# START OF EXCERPT PROVIDED
I’ve been working on an application and have narrowed down the piece that appears to be taking the most time.
in this following code, it’s generating dataframes d,e,f
l = 10000
data = DataFrame([Int64, Int64, Int64, Int64, Int64],[:x,:y,:z,:m,:n],l)
data.x = rand(1:100,l)
data.y = rand(1:100,l)
data.z = rand(0:1, l)
function looptest(data,loopsize)
summary = DataFrame([Int64, Int64, Float64],[:cfg, :count, :ave],0)
for i in 1:loopsize
for j in 1:loopsize
cfg = i * j
data.m = convert.(Int64, floor.(data.x ./ i))
data.n = convert.(Int64, floor.(data.y ./ j))
d = by(data, [:m, :n], df -> minimum(df[:z]))
e = by(data, [:m, :n], nrow)
# END OF EXCERPT PROVIDED
# START OF PROVIDED INFORMATION
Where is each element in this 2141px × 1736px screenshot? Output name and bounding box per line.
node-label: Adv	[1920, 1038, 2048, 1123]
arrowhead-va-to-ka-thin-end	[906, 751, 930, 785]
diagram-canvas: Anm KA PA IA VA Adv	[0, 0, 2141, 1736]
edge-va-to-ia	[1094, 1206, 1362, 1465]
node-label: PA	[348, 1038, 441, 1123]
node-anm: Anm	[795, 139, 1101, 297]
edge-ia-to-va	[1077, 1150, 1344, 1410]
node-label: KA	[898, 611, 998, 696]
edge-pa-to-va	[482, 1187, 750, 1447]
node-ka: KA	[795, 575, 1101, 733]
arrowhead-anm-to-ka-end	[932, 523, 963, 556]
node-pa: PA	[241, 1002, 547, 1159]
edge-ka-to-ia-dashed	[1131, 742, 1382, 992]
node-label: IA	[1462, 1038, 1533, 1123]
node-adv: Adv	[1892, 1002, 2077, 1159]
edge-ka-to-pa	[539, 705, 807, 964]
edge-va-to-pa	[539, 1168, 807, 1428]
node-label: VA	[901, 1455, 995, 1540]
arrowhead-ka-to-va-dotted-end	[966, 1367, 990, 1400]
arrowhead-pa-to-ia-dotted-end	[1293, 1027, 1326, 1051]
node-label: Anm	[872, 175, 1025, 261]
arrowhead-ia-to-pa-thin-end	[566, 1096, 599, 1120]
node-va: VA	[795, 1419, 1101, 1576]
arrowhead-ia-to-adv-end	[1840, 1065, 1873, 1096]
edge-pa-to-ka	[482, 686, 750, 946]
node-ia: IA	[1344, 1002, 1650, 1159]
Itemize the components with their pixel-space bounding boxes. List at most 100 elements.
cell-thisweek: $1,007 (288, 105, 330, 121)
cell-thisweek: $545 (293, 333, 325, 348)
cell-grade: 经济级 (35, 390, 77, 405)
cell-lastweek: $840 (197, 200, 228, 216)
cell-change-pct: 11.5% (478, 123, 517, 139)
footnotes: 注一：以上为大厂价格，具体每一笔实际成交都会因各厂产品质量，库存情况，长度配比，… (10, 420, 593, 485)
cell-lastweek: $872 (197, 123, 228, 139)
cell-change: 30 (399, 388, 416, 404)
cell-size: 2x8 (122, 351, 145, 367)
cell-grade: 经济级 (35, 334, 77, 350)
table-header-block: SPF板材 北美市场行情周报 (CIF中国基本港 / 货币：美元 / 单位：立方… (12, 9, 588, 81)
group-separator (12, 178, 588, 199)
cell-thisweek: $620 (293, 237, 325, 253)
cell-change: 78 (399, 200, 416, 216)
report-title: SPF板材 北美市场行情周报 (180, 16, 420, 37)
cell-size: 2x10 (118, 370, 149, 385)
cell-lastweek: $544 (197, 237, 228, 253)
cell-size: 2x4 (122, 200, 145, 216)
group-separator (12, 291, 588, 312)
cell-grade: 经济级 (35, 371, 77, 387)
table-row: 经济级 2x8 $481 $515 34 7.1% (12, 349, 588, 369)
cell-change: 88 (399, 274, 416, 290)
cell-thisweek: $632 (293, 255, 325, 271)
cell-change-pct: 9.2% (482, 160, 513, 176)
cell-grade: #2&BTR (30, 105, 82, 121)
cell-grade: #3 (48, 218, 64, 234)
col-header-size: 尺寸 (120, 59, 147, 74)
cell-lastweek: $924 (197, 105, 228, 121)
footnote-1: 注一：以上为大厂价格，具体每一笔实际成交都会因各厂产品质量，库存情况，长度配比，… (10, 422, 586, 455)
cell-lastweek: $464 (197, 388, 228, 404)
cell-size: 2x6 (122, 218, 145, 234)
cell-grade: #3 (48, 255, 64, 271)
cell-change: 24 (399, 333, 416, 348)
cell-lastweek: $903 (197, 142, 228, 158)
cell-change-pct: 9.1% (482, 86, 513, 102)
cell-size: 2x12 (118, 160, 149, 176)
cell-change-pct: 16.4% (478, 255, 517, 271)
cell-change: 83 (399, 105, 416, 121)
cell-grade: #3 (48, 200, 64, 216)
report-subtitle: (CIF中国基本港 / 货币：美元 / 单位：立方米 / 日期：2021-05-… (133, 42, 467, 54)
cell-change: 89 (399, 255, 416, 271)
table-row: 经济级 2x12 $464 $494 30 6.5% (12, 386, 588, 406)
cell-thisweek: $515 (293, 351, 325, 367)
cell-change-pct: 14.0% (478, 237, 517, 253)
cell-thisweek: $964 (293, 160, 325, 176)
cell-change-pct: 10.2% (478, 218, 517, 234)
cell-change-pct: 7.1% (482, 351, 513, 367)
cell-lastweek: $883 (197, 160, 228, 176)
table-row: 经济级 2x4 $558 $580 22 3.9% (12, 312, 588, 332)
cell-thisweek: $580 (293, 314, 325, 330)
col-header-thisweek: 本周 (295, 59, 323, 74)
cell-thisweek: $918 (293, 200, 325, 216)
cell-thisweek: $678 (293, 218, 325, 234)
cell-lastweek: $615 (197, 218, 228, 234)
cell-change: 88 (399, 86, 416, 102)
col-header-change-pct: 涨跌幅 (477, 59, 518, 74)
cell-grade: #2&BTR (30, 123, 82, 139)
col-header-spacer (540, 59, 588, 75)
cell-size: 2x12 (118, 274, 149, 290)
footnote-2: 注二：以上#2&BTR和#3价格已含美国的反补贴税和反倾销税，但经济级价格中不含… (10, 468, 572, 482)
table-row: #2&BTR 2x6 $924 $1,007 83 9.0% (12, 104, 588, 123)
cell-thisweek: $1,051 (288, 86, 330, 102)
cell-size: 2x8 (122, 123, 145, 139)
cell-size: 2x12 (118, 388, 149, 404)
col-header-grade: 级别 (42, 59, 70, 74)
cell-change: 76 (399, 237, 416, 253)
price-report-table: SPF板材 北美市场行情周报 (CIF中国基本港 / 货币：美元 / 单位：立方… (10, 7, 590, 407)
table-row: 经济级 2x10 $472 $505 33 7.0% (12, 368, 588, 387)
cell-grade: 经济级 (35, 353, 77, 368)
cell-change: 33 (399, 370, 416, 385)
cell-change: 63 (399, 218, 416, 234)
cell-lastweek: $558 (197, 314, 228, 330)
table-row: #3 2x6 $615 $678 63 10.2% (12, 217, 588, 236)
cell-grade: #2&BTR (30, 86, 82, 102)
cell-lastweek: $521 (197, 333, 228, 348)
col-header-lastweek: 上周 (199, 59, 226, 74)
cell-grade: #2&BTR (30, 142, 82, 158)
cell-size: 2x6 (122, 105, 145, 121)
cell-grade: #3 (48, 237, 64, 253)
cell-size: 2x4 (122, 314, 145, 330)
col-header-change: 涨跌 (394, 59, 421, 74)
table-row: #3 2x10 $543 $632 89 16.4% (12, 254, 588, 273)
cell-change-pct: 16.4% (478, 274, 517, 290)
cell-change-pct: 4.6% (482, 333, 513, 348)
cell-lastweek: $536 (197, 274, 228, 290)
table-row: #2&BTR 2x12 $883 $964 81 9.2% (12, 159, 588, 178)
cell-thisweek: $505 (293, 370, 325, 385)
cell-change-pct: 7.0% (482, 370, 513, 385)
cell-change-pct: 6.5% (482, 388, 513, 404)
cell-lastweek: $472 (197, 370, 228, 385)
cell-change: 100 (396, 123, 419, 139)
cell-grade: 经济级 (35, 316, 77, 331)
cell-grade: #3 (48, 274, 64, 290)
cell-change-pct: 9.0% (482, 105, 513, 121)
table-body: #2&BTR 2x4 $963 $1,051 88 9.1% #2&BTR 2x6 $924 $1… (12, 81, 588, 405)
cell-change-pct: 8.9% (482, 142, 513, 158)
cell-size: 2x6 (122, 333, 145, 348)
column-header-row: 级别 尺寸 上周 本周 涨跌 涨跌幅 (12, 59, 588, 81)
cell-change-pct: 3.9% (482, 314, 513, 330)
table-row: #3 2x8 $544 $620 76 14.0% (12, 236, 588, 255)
# END OF PROVIDED INFORMATION
(PROBLEMS AND TASKS):
• 1. In the Julia DataFrame loop post, which dataframes does the writer say the code generates?
• 2. Duplicate the part of the Julia DataFrame loop post starting at "data.y = rand(1:100,l)" and ending at "floor.(data.x ./ i))".
• 3. Finish out the next part of the Julia DataFrame loop post, picking up after its last line.
The listing is separate material from the Julia DataFrame loop post.

(ANSWERS TO EACH TASK):
• 1. It generates the dataframes d, e, and f.

• 2.
data.y = rand(1:100,l)
data.z = rand(0:1, l)
function looptest(data,loopsize)
summary = DataFrame([Int64, Int64, Float64],[:cfg, :count, :ave],0)
for i in 1:loopsize
for j in 1:loopsize
cfg = i * j
data.m = convert.(Int64, floor.(data.x ./ i))

• 3.
f = join(d,e[e.x1 .== cfg,[:m,:n]],on = [:m,:n])
push!(summary,[cfg size(f,1) mean(f.x1)])
end
end
return summary
end
julia> @btime looptest(data,4)
562.855 ms (7902541 allocations: 362.75 MiB)
The rest of the code takes about 5ms, but this loop accunts for the majority. Is there something here I can do to improve this performance?
I was thinking at least there should be a way to generate f without the interim e table, but couldn’t figure that out.
Thanks.